**WHAT TO DO**
Each line below is to be written out in full, exactly as shown.

**Source records**
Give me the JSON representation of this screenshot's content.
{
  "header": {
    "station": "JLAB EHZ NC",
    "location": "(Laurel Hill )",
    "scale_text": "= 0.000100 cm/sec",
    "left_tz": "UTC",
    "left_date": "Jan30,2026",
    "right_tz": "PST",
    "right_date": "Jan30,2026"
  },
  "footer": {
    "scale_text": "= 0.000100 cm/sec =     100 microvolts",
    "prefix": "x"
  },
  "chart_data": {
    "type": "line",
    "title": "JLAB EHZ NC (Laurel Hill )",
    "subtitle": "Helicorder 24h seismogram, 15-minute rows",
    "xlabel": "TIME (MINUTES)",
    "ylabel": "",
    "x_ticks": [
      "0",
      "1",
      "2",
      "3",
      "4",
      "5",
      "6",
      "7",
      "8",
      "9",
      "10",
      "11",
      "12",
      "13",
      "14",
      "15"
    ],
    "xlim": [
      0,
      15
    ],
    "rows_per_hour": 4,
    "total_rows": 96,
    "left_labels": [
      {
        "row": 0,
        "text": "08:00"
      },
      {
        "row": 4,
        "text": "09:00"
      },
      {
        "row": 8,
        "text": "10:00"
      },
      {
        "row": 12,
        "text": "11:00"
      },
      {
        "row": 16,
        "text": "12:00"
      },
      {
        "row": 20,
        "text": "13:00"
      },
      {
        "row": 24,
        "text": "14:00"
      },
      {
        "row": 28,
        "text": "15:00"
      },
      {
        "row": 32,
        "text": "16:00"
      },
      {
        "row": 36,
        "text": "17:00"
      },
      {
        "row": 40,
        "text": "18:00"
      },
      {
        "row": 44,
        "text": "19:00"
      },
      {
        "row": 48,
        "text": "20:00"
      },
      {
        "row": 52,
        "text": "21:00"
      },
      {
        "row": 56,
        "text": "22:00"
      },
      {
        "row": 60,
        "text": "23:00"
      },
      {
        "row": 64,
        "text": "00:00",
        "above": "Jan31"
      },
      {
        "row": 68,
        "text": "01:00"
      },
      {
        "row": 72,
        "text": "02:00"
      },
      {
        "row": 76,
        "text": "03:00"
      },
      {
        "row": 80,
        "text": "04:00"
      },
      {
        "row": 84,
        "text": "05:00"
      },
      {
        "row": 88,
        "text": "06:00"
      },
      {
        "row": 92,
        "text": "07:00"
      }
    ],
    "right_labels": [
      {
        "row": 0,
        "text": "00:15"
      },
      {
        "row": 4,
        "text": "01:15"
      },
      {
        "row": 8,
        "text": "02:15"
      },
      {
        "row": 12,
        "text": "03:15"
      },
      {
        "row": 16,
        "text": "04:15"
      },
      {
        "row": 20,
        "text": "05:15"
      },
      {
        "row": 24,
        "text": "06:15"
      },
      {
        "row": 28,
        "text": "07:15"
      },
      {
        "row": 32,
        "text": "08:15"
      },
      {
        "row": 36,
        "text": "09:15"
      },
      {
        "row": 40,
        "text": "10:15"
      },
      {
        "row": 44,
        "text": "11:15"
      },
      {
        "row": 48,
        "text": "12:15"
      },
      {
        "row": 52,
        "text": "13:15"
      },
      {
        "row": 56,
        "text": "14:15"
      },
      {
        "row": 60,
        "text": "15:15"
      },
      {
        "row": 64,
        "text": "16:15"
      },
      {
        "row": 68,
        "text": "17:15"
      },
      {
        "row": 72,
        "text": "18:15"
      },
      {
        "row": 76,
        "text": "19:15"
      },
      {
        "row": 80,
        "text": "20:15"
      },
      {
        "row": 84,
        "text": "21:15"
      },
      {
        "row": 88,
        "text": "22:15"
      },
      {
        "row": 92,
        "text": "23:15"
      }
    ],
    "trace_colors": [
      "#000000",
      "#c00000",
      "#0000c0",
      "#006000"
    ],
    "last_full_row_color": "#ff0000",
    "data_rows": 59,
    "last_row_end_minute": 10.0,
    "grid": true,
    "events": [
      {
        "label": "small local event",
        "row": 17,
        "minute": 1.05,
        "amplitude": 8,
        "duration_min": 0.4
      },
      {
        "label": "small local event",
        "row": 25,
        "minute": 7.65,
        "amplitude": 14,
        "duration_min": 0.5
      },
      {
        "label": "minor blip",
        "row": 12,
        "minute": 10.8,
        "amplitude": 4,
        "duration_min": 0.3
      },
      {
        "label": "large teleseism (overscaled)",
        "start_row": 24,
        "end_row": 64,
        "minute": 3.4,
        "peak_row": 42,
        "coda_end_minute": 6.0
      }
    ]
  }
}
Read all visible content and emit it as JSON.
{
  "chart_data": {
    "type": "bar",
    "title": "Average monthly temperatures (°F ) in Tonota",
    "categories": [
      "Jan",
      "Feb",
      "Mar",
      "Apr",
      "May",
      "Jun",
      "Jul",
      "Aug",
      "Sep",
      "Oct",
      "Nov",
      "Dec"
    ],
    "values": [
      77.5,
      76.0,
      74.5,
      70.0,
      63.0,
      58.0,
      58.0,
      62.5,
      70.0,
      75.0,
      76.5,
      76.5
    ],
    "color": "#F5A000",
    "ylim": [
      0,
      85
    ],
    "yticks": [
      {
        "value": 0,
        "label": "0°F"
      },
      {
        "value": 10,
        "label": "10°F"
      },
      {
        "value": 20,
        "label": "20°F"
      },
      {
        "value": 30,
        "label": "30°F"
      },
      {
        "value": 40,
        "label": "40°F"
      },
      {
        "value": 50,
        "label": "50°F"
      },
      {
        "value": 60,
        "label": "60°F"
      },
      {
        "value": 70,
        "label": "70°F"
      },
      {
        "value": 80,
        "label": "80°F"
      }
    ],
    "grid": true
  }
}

**ANSWER TO THIS TASK**
Give me the JSON representation of this screenshot's content.
{
  "header": {
    "station": "JLAB EHZ NC",
    "location": "(Laurel Hill )",
    "scale_text": "= 0.000100 cm/sec",
    "left_tz": "UTC",
    "left_date": "Jan30,2026",
    "right_tz": "PST",
    "right_date": "Jan30,2026"
  },
  "footer": {
    "scale_text": "= 0.000100 cm/sec =     100 microvolts",
    "prefix": "x"
  },
  "chart_data": {
    "type": "line",
    "title": "JLAB EHZ NC (Laurel Hill )",
    "subtitle": "Helicorder 24h seismogram, 15-minute rows",
    "xlabel": "TIME (MINUTES)",
    "ylabel": "",
    "x_ticks": [
      "0",
      "1",
      "2",
      "3",
      "4",
      "5",
      "6",
      "7",
      "8",
      "9",
      "10",
      "11",
      "12",
      "13",
      "14",
      "15"
    ],
    "xlim": [
      0,
      15
    ],
    "rows_per_hour": 4,
    "total_rows": 96,
    "left_labels": [
      {
        "row": 0,
        "text": "08:00"
      },
      {
        "row": 4,
        "text": "09:00"
      },
      {
        "row": 8,
        "text": "10:00"
      },
      {
        "row": 12,
        "text": "11:00"
      },
      {
        "row": 16,
        "text": "12:00"
      },
      {
        "row": 20,
        "text": "13:00"
      },
      {
        "row": 24,
        "text": "14:00"
      },
      {
        "row": 28,
        "text": "15:00"
      },
      {
        "row": 32,
        "text": "16:00"
      },
      {
        "row": 36,
        "text": "17:00"
      },
      {
        "row": 40,
        "text": "18:00"
      },
      {
        "row": 44,
        "text": "19:00"
      },
      {
        "row": 48,
        "text": "20:00"
      },
      {
        "row": 52,
        "text": "21:00"
      },
      {
        "row": 56,
        "text": "22:00"
      },
      {
        "row": 60,
        "text": "23:00"
      },
      {
        "row": 64,
        "text": "00:00",
        "above": "Jan31"
      },
      {
        "row": 68,
        "text": "01:00"
      },
      {
        "row": 72,
        "text": "02:00"
      },
      {
        "row": 76,
        "text": "03:00"
      },
      {
        "row": 80,
        "text": "04:00"
      },
      {
        "row": 84,
        "text": "05:00"
      },
      {
        "row": 88,
        "text": "06:00"
      },
      {
        "row": 92,
        "text": "07:00"
      }
    ],
    "right_labels": [
      {
        "row": 0,
        "text": "00:15"
      },
      {
        "row": 4,
        "text": "01:15"
      },
      {
        "row": 8,
        "text": "02:15"
      },
      {
        "row": 12,
        "text": "03:15"
      },
      {
        "row": 16,
        "text": "04:15"
      },
      {
        "row": 20,
        "text": "05:15"
      },
      {
        "row": 24,
        "text": "06:15"
      },
      {
        "row": 28,
        "text": "07:15"
      },
      {
        "row": 32,
        "text": "08:15"
      },
      {
        "row": 36,
        "text": "09:15"
      },
      {
        "row": 40,
        "text": "10:15"
      },
      {
        "row": 44,
        "text": "11:15"
      },
      {
        "row": 48,
        "text": "12:15"
      },
      {
        "row": 52,
        "text": "13:15"
      },
      {
        "row": 56,
        "text": "14:15"
      },
      {
        "row": 60,
        "text": "15:15"
      },
      {
        "row": 64,
        "text": "16:15"
      },
      {
        "row": 68,
        "text": "17:15"
      },
      {
        "row": 72,
        "text": "18:15"
      },
      {
        "row": 76,
        "text": "19:15"
      },
      {
        "row": 80,
        "text": "20:15"
      },
      {
        "row": 84,
        "text": "21:15"
      },
      {
        "row": 88,
        "text": "22:15"
      },
      {
        "row": 92,
        "text": "23:15"
      }
    ],
    "trace_colors": [
      "#000000",
      "#c00000",
      "#0000c0",
      "#006000"
    ],
    "last_full_row_color": "#ff0000",
    "data_rows": 59,
    "last_row_end_minute": 10.0,
    "grid": true,
    "events": [
      {
        "label": "small local event",
        "row": 17,
        "minute": 1.05,
        "amplitude": 8,
        "duration_min": 0.4
      },
      {
        "label": "small local event",
        "row": 25,
        "minute": 7.65,
        "amplitude": 14,
        "duration_min": 0.5
      },
      {
        "label": "minor blip",
        "row": 12,
        "minute": 10.8,
        "amplitude": 4,
        "duration_min": 0.3
      },
      {
        "label": "large teleseism (overscaled)",
        "start_row": 24,
        "end_row": 64,
        "minute": 3.4,
        "peak_row": 42,
        "coda_end_minute": 6.0
      }
    ]
  }
}
Read all visible content and emit it as JSON.
{
  "chart_data": {
    "type": "bar",
    "title": "Average monthly temperatures (°F ) in Tonota",
    "categories": [
      "Jan",
      "Feb",
      "Mar",
      "Apr",
      "May",
      "Jun",
      "Jul",
      "Aug",
      "Sep",
      "Oct",
      "Nov",
      "Dec"
    ],
    "values": [
      77.5,
      76.0,
      74.5,
      70.0,
      63.0,
      58.0,
      58.0,
      62.5,
      70.0,
      75.0,
      76.5,
      76.5
    ],
    "color": "#F5A000",
    "ylim": [
      0,
      85
    ],
    "yticks": [
      {
        "value": 0,
        "label": "0°F"
      },
      {
        "value": 10,
        "label": "10°F"
      },
      {
        "value": 20,
        "label": "20°F"
      },
      {
        "value": 30,
        "label": "30°F"
      },
      {
        "value": 40,
        "label": "40°F"
      },
      {
        "value": 50,
        "label": "50°F"
      },
      {
        "value": 60,
        "label": "60°F"
      },
      {
        "value": 70,
        "label": "70°F"
      },
      {
        "value": 80,
        "label": "80°F"
      }
    ],
    "grid": true
  }
}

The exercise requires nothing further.